┌─ Dataset excerpts

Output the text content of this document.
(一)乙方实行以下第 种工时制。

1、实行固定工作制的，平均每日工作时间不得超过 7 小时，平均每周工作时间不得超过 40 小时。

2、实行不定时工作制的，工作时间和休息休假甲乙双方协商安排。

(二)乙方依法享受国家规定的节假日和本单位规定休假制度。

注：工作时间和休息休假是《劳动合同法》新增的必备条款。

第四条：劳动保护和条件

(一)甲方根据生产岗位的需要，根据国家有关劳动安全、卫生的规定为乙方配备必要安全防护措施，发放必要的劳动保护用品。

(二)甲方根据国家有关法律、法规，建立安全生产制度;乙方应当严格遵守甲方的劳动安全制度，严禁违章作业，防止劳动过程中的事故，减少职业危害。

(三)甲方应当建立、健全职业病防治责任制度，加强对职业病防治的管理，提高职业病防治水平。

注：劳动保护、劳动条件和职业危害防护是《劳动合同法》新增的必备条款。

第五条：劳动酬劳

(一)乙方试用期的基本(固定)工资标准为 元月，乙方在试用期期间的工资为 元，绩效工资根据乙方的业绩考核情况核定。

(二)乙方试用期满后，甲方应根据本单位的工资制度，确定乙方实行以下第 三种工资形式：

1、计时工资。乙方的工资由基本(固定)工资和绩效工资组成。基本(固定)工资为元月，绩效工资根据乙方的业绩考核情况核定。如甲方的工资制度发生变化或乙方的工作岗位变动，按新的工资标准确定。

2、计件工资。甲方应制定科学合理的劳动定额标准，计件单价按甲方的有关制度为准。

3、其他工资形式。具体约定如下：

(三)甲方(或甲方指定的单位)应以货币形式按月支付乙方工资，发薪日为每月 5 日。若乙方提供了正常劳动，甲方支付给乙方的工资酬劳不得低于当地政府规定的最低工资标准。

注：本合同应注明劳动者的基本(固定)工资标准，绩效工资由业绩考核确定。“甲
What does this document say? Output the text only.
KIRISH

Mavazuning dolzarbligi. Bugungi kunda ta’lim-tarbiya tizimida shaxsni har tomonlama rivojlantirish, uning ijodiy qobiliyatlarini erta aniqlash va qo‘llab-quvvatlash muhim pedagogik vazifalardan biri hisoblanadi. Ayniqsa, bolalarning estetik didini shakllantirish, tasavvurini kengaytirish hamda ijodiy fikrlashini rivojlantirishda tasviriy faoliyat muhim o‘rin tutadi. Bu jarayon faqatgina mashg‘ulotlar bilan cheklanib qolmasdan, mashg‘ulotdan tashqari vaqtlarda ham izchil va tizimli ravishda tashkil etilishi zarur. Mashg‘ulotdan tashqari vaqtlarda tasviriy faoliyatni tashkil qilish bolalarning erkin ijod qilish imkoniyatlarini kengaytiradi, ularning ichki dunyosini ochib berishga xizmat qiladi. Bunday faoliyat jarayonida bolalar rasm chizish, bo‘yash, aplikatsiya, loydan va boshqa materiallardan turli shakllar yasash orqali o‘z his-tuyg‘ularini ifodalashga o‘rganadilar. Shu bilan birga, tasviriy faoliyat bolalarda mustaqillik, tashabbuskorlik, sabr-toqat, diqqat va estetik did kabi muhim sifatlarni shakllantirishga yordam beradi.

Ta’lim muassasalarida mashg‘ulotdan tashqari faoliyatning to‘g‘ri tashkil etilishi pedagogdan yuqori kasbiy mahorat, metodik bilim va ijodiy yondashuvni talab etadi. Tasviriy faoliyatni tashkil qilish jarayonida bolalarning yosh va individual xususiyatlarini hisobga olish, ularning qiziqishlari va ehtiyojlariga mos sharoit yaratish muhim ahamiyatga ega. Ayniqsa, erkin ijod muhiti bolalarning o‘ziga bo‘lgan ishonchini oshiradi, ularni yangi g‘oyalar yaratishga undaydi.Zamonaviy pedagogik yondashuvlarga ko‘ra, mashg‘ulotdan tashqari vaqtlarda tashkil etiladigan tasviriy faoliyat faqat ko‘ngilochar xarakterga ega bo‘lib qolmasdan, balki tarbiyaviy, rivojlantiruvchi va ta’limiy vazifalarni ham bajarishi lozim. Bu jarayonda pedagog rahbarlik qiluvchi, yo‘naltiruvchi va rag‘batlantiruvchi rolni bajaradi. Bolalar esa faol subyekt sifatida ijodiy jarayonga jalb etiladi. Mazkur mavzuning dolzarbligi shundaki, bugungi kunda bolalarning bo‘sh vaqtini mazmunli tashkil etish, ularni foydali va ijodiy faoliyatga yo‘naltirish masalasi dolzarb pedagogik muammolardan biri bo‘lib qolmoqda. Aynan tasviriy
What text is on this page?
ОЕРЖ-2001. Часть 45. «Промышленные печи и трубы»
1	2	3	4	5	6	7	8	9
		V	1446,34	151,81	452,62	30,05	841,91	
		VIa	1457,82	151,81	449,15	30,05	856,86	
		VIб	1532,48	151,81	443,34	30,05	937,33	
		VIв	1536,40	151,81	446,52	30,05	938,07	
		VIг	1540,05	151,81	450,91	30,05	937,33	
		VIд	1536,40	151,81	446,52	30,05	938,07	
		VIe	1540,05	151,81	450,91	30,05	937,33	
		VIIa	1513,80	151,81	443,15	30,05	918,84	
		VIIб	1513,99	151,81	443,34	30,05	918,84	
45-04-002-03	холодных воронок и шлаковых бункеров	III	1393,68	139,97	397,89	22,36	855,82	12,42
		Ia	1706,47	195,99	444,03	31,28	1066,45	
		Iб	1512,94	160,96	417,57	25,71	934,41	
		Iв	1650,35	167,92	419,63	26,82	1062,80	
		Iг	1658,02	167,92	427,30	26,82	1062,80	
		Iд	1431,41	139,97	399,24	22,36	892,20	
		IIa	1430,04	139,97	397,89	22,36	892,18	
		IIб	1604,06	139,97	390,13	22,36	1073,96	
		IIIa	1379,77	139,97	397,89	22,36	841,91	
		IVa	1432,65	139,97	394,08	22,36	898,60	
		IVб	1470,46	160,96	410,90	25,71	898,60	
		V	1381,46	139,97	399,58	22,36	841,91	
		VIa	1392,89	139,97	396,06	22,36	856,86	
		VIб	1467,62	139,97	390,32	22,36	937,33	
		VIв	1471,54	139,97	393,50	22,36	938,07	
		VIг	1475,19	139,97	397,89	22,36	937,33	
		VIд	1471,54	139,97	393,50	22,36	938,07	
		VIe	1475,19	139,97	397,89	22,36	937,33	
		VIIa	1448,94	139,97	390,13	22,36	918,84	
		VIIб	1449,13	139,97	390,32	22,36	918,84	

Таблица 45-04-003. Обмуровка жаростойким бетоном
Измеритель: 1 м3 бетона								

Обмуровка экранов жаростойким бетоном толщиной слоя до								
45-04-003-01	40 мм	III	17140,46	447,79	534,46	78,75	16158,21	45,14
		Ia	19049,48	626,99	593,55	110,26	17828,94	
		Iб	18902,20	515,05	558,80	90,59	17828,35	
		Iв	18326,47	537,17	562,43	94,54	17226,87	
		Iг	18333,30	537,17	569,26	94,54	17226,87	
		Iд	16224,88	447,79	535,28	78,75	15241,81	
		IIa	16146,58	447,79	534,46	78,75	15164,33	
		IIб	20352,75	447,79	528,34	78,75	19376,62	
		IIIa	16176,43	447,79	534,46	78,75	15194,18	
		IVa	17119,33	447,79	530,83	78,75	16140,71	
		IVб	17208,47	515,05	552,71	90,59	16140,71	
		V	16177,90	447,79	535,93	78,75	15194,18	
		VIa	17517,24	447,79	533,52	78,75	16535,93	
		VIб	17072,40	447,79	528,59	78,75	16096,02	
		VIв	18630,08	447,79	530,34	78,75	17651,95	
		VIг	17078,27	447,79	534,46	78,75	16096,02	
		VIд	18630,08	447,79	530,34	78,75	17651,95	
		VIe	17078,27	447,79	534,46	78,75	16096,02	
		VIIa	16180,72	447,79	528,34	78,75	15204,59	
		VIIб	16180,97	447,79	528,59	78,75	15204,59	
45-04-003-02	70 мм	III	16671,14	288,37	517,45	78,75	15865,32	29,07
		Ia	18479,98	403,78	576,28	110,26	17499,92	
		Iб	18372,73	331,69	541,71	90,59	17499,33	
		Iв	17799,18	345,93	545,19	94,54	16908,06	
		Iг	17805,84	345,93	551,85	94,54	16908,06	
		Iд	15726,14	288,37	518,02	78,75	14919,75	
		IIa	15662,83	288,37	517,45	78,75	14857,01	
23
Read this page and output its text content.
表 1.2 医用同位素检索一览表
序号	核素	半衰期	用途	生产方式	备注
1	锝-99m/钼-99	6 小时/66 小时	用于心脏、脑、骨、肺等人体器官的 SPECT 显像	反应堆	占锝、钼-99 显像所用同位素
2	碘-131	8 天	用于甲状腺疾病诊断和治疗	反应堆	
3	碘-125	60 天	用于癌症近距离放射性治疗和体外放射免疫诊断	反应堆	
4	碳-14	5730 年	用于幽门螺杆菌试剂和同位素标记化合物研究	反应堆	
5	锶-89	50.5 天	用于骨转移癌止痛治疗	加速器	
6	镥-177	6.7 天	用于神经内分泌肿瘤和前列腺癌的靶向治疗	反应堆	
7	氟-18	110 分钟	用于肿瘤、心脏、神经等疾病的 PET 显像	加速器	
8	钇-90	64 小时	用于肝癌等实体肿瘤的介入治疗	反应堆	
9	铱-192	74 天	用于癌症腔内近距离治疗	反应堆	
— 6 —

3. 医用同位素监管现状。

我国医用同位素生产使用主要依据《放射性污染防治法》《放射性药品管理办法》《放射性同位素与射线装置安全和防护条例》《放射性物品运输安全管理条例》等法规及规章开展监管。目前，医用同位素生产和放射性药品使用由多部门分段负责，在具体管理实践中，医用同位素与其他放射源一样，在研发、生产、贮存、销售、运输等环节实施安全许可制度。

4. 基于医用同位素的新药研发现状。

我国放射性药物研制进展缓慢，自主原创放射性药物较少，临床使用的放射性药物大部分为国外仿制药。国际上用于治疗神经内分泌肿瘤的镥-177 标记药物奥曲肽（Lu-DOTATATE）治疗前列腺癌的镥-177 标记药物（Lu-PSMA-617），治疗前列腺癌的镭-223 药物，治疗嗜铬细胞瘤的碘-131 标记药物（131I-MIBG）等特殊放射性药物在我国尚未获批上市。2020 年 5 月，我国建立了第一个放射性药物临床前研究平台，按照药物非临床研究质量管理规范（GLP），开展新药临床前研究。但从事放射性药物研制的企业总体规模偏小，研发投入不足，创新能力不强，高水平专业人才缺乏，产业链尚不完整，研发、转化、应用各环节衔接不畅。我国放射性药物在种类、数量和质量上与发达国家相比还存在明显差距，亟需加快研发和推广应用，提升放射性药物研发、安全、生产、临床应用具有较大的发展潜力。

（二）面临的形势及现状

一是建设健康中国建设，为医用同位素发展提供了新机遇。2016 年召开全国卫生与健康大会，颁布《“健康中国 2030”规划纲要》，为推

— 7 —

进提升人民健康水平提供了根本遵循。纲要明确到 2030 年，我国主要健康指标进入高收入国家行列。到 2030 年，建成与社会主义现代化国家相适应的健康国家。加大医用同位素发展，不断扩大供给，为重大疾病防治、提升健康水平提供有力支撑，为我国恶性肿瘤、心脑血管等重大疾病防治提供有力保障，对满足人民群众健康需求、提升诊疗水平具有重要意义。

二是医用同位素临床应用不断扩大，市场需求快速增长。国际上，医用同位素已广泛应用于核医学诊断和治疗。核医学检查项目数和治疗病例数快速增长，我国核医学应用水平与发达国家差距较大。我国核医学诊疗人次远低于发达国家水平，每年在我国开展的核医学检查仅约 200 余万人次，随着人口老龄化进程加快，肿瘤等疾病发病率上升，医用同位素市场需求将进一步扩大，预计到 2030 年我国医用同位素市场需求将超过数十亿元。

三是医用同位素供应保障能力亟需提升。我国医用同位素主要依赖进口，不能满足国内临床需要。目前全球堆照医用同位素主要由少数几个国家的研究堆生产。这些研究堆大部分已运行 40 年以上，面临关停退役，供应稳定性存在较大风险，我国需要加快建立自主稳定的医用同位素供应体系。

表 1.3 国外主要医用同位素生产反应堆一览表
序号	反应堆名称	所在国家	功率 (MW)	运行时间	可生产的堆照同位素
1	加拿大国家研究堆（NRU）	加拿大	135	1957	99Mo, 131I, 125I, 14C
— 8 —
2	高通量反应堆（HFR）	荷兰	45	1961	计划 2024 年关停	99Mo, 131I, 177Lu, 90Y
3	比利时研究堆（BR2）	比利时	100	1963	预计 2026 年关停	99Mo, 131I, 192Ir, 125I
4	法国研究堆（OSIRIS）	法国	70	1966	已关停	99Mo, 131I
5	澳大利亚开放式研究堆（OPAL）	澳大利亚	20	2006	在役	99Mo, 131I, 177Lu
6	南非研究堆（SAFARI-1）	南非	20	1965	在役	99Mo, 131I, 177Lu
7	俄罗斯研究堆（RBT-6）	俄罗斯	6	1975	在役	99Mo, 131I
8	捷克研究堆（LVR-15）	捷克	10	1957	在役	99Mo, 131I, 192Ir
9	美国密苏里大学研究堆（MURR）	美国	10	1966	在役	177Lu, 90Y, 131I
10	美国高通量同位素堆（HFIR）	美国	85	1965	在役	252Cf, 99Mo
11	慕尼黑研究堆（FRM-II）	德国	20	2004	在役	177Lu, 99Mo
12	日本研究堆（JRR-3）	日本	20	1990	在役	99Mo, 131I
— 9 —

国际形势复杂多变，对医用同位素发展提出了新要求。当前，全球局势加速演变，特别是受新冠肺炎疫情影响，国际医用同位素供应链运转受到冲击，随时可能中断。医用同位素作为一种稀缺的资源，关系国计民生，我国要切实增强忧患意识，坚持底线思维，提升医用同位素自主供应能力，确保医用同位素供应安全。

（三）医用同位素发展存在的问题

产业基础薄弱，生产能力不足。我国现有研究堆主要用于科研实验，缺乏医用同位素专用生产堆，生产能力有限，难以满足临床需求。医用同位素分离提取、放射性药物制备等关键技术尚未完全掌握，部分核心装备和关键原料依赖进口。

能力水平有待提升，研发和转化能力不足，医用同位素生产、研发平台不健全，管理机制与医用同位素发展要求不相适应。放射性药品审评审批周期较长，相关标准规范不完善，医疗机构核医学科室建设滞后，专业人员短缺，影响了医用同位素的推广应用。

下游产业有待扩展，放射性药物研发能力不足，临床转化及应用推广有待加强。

└─

- [What the task requires]:
Copy out each line of the listing that holds "page".

- [Task solution]:
What text is on this page?
Read this page and output its text content.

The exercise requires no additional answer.